Input records>
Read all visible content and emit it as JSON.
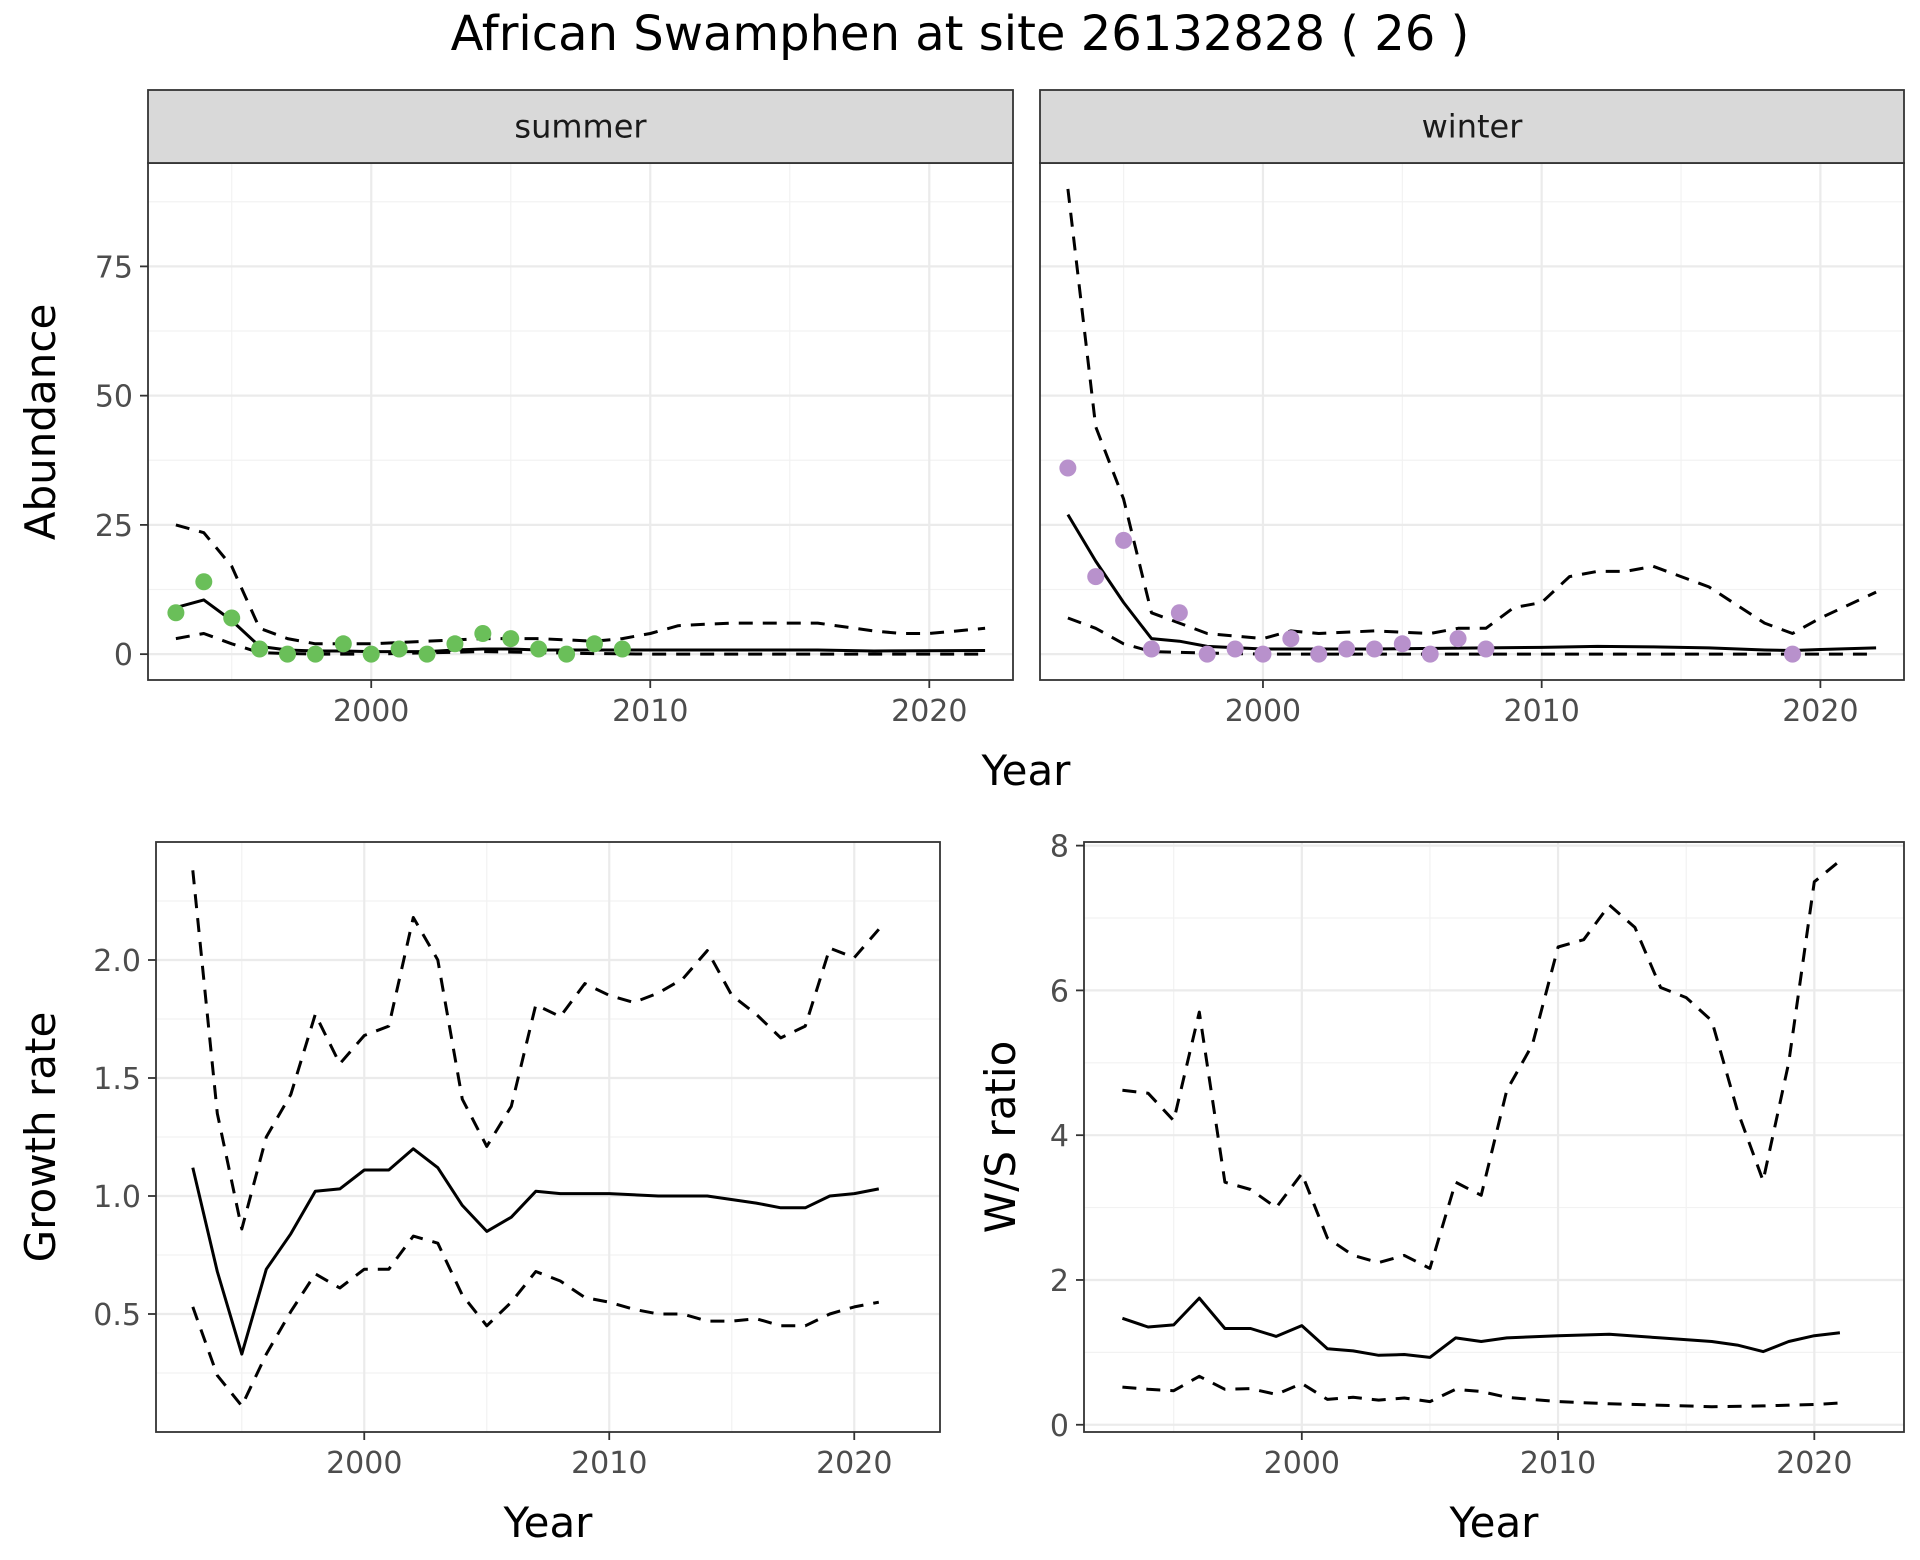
{
  "title": "African Swamphen at site 26132828 ( 26 )",
  "colors": {
    "summer_points": "#6abf59",
    "winter_points": "#b891cc",
    "strip_bg": "#d9d9d9"
  },
  "chart_data": [
    {
      "type": "line",
      "facet": "summer",
      "xlabel": "Year",
      "ylabel": "Abundance",
      "xlim": [
        1992,
        2023
      ],
      "ylim": [
        -5,
        95
      ],
      "x_ticks": [
        2000,
        2010,
        2020
      ],
      "y_ticks": [
        0,
        25,
        50,
        75
      ],
      "points_color": "#6abf59",
      "points": [
        [
          1993,
          8
        ],
        [
          1994,
          14
        ],
        [
          1995,
          7
        ],
        [
          1996,
          1
        ],
        [
          1997,
          0
        ],
        [
          1998,
          0
        ],
        [
          1999,
          2
        ],
        [
          2000,
          0
        ],
        [
          2001,
          1
        ],
        [
          2002,
          0
        ],
        [
          2003,
          2
        ],
        [
          2004,
          4
        ],
        [
          2005,
          3
        ],
        [
          2006,
          1
        ],
        [
          2007,
          0
        ],
        [
          2008,
          2
        ],
        [
          2009,
          1
        ]
      ],
      "estimate": [
        [
          1993,
          9
        ],
        [
          1994,
          10.5
        ],
        [
          1995,
          6.5
        ],
        [
          1996,
          1.5
        ],
        [
          1997,
          0.8
        ],
        [
          1998,
          0.6
        ],
        [
          1999,
          0.6
        ],
        [
          2000,
          0.5
        ],
        [
          2001,
          0.5
        ],
        [
          2002,
          0.5
        ],
        [
          2003,
          0.8
        ],
        [
          2004,
          1
        ],
        [
          2005,
          1
        ],
        [
          2006,
          0.8
        ],
        [
          2007,
          0.8
        ],
        [
          2008,
          0.8
        ],
        [
          2009,
          0.8
        ],
        [
          2012,
          0.8
        ],
        [
          2016,
          0.8
        ],
        [
          2018,
          0.6
        ],
        [
          2022,
          0.7
        ]
      ],
      "lower": [
        [
          1993,
          3
        ],
        [
          1994,
          4
        ],
        [
          1995,
          2
        ],
        [
          1996,
          0.3
        ],
        [
          1997,
          0.1
        ],
        [
          1998,
          0
        ],
        [
          2000,
          0
        ],
        [
          2004,
          0.5
        ],
        [
          2006,
          0.3
        ],
        [
          2008,
          0.1
        ],
        [
          2010,
          0
        ],
        [
          2022,
          0
        ]
      ],
      "upper": [
        [
          1993,
          25
        ],
        [
          1994,
          23.5
        ],
        [
          1995,
          17
        ],
        [
          1996,
          5
        ],
        [
          1997,
          3
        ],
        [
          1998,
          2
        ],
        [
          2000,
          2
        ],
        [
          2002,
          2.5
        ],
        [
          2004,
          3
        ],
        [
          2006,
          3
        ],
        [
          2008,
          2.5
        ],
        [
          2009,
          3
        ],
        [
          2010,
          4
        ],
        [
          2011,
          5.5
        ],
        [
          2012,
          5.8
        ],
        [
          2013,
          6
        ],
        [
          2016,
          6
        ],
        [
          2018,
          4.5
        ],
        [
          2019,
          4
        ],
        [
          2020,
          4
        ],
        [
          2022,
          5
        ]
      ]
    },
    {
      "type": "line",
      "facet": "winter",
      "xlabel": "Year",
      "ylabel": "Abundance",
      "xlim": [
        1992,
        2023
      ],
      "ylim": [
        -5,
        95
      ],
      "x_ticks": [
        2000,
        2010,
        2020
      ],
      "y_ticks": [
        0,
        25,
        50,
        75
      ],
      "points_color": "#b891cc",
      "points": [
        [
          1993,
          36
        ],
        [
          1994,
          15
        ],
        [
          1995,
          22
        ],
        [
          1996,
          1
        ],
        [
          1997,
          8
        ],
        [
          1998,
          0
        ],
        [
          1999,
          1
        ],
        [
          2000,
          0
        ],
        [
          2001,
          3
        ],
        [
          2002,
          0
        ],
        [
          2003,
          1
        ],
        [
          2004,
          1
        ],
        [
          2005,
          2
        ],
        [
          2006,
          0
        ],
        [
          2007,
          3
        ],
        [
          2008,
          1
        ],
        [
          2019,
          0
        ]
      ],
      "estimate": [
        [
          1993,
          27
        ],
        [
          1994,
          18
        ],
        [
          1995,
          10
        ],
        [
          1996,
          3
        ],
        [
          1997,
          2.5
        ],
        [
          1998,
          1.5
        ],
        [
          2000,
          1
        ],
        [
          2004,
          1
        ],
        [
          2008,
          1.2
        ],
        [
          2010,
          1.3
        ],
        [
          2012,
          1.5
        ],
        [
          2014,
          1.4
        ],
        [
          2016,
          1.2
        ],
        [
          2018,
          0.8
        ],
        [
          2019,
          0.7
        ],
        [
          2020,
          0.9
        ],
        [
          2022,
          1.2
        ]
      ],
      "lower": [
        [
          1993,
          7
        ],
        [
          1994,
          5
        ],
        [
          1995,
          2
        ],
        [
          1996,
          0.5
        ],
        [
          1998,
          0.2
        ],
        [
          2000,
          0
        ],
        [
          2022,
          0
        ]
      ],
      "upper": [
        [
          1993,
          90
        ],
        [
          1994,
          44
        ],
        [
          1995,
          30
        ],
        [
          1996,
          8
        ],
        [
          1997,
          6
        ],
        [
          1998,
          4
        ],
        [
          2000,
          3
        ],
        [
          2001,
          4.5
        ],
        [
          2002,
          4
        ],
        [
          2004,
          4.5
        ],
        [
          2006,
          4
        ],
        [
          2007,
          5
        ],
        [
          2008,
          5
        ],
        [
          2009,
          9
        ],
        [
          2010,
          10
        ],
        [
          2011,
          15
        ],
        [
          2012,
          16
        ],
        [
          2013,
          16
        ],
        [
          2014,
          17
        ],
        [
          2016,
          13
        ],
        [
          2018,
          6
        ],
        [
          2019,
          4
        ],
        [
          2020,
          7
        ],
        [
          2022,
          12
        ]
      ]
    },
    {
      "type": "line",
      "xlabel": "Year",
      "ylabel": "Growth rate",
      "xlim": [
        1991.5,
        2023.5
      ],
      "ylim": [
        0,
        2.5
      ],
      "x_ticks": [
        2000,
        2010,
        2020
      ],
      "y_ticks": [
        0.5,
        1.0,
        1.5,
        2.0
      ],
      "y_tick_labels": [
        "0.5",
        "1.0",
        "1.5",
        "2.0"
      ],
      "estimate": [
        [
          1993,
          1.12
        ],
        [
          1994,
          0.68
        ],
        [
          1995,
          0.33
        ],
        [
          1996,
          0.69
        ],
        [
          1997,
          0.84
        ],
        [
          1998,
          1.02
        ],
        [
          1999,
          1.03
        ],
        [
          2000,
          1.11
        ],
        [
          2001,
          1.11
        ],
        [
          2002,
          1.2
        ],
        [
          2003,
          1.12
        ],
        [
          2004,
          0.96
        ],
        [
          2005,
          0.85
        ],
        [
          2006,
          0.91
        ],
        [
          2007,
          1.02
        ],
        [
          2008,
          1.01
        ],
        [
          2010,
          1.01
        ],
        [
          2012,
          1.0
        ],
        [
          2014,
          1.0
        ],
        [
          2016,
          0.97
        ],
        [
          2017,
          0.95
        ],
        [
          2018,
          0.95
        ],
        [
          2019,
          1.0
        ],
        [
          2020,
          1.01
        ],
        [
          2021,
          1.03
        ]
      ],
      "lower": [
        [
          1993,
          0.53
        ],
        [
          1994,
          0.24
        ],
        [
          1995,
          0.11
        ],
        [
          1996,
          0.33
        ],
        [
          1997,
          0.51
        ],
        [
          1998,
          0.67
        ],
        [
          1999,
          0.61
        ],
        [
          2000,
          0.69
        ],
        [
          2001,
          0.69
        ],
        [
          2002,
          0.83
        ],
        [
          2003,
          0.8
        ],
        [
          2004,
          0.58
        ],
        [
          2005,
          0.45
        ],
        [
          2006,
          0.55
        ],
        [
          2007,
          0.68
        ],
        [
          2008,
          0.64
        ],
        [
          2009,
          0.57
        ],
        [
          2010,
          0.55
        ],
        [
          2011,
          0.52
        ],
        [
          2012,
          0.5
        ],
        [
          2013,
          0.5
        ],
        [
          2014,
          0.47
        ],
        [
          2015,
          0.47
        ],
        [
          2016,
          0.48
        ],
        [
          2017,
          0.45
        ],
        [
          2018,
          0.45
        ],
        [
          2019,
          0.5
        ],
        [
          2020,
          0.53
        ],
        [
          2021,
          0.55
        ]
      ],
      "upper": [
        [
          1993,
          2.38
        ],
        [
          1994,
          1.35
        ],
        [
          1995,
          0.86
        ],
        [
          1996,
          1.25
        ],
        [
          1997,
          1.43
        ],
        [
          1998,
          1.77
        ],
        [
          1999,
          1.56
        ],
        [
          2000,
          1.68
        ],
        [
          2001,
          1.72
        ],
        [
          2002,
          2.18
        ],
        [
          2003,
          2.0
        ],
        [
          2004,
          1.41
        ],
        [
          2005,
          1.21
        ],
        [
          2006,
          1.38
        ],
        [
          2007,
          1.81
        ],
        [
          2008,
          1.76
        ],
        [
          2009,
          1.9
        ],
        [
          2010,
          1.85
        ],
        [
          2011,
          1.82
        ],
        [
          2012,
          1.86
        ],
        [
          2013,
          1.92
        ],
        [
          2014,
          2.04
        ],
        [
          2015,
          1.85
        ],
        [
          2016,
          1.77
        ],
        [
          2017,
          1.67
        ],
        [
          2018,
          1.72
        ],
        [
          2019,
          2.05
        ],
        [
          2020,
          2.01
        ],
        [
          2021,
          2.13
        ]
      ]
    },
    {
      "type": "line",
      "xlabel": "Year",
      "ylabel": "W/S ratio",
      "xlim": [
        1991.5,
        2023.5
      ],
      "ylim": [
        -0.1,
        8.05
      ],
      "x_ticks": [
        2000,
        2010,
        2020
      ],
      "y_ticks": [
        0,
        2,
        4,
        6,
        8
      ],
      "estimate": [
        [
          1993,
          1.47
        ],
        [
          1994,
          1.35
        ],
        [
          1995,
          1.38
        ],
        [
          1996,
          1.75
        ],
        [
          1997,
          1.33
        ],
        [
          1998,
          1.33
        ],
        [
          1999,
          1.22
        ],
        [
          2000,
          1.37
        ],
        [
          2001,
          1.05
        ],
        [
          2002,
          1.02
        ],
        [
          2003,
          0.96
        ],
        [
          2004,
          0.97
        ],
        [
          2005,
          0.93
        ],
        [
          2006,
          1.2
        ],
        [
          2007,
          1.15
        ],
        [
          2008,
          1.2
        ],
        [
          2010,
          1.23
        ],
        [
          2012,
          1.25
        ],
        [
          2014,
          1.2
        ],
        [
          2016,
          1.15
        ],
        [
          2017,
          1.1
        ],
        [
          2018,
          1.01
        ],
        [
          2019,
          1.15
        ],
        [
          2020,
          1.23
        ],
        [
          2021,
          1.27
        ]
      ],
      "lower": [
        [
          1993,
          0.52
        ],
        [
          1994,
          0.49
        ],
        [
          1995,
          0.47
        ],
        [
          1996,
          0.67
        ],
        [
          1997,
          0.49
        ],
        [
          1998,
          0.5
        ],
        [
          1999,
          0.42
        ],
        [
          2000,
          0.57
        ],
        [
          2001,
          0.35
        ],
        [
          2002,
          0.38
        ],
        [
          2003,
          0.34
        ],
        [
          2004,
          0.37
        ],
        [
          2005,
          0.32
        ],
        [
          2006,
          0.49
        ],
        [
          2007,
          0.46
        ],
        [
          2008,
          0.38
        ],
        [
          2010,
          0.32
        ],
        [
          2012,
          0.29
        ],
        [
          2014,
          0.27
        ],
        [
          2016,
          0.25
        ],
        [
          2018,
          0.26
        ],
        [
          2020,
          0.28
        ],
        [
          2021,
          0.3
        ]
      ],
      "upper": [
        [
          1993,
          4.62
        ],
        [
          1994,
          4.58
        ],
        [
          1995,
          4.2
        ],
        [
          1996,
          5.7
        ],
        [
          1997,
          3.35
        ],
        [
          1998,
          3.25
        ],
        [
          1999,
          3.0
        ],
        [
          2000,
          3.47
        ],
        [
          2001,
          2.58
        ],
        [
          2002,
          2.34
        ],
        [
          2003,
          2.24
        ],
        [
          2004,
          2.34
        ],
        [
          2005,
          2.16
        ],
        [
          2006,
          3.35
        ],
        [
          2007,
          3.17
        ],
        [
          2008,
          4.62
        ],
        [
          2009,
          5.25
        ],
        [
          2010,
          6.6
        ],
        [
          2011,
          6.7
        ],
        [
          2012,
          7.18
        ],
        [
          2013,
          6.87
        ],
        [
          2014,
          6.04
        ],
        [
          2015,
          5.9
        ],
        [
          2016,
          5.58
        ],
        [
          2017,
          4.34
        ],
        [
          2018,
          3.37
        ],
        [
          2019,
          5.0
        ],
        [
          2020,
          7.5
        ],
        [
          2021,
          7.79
        ]
      ]
    }
  ]
}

Work to complete>
In the entries above, find each line with the string "ylabel" and copy it.

Written reply>
      "ylabel": "Abundance",
      "ylabel": "Abundance",
      "ylabel": "Growth rate",
      "ylabel": "W/S ratio",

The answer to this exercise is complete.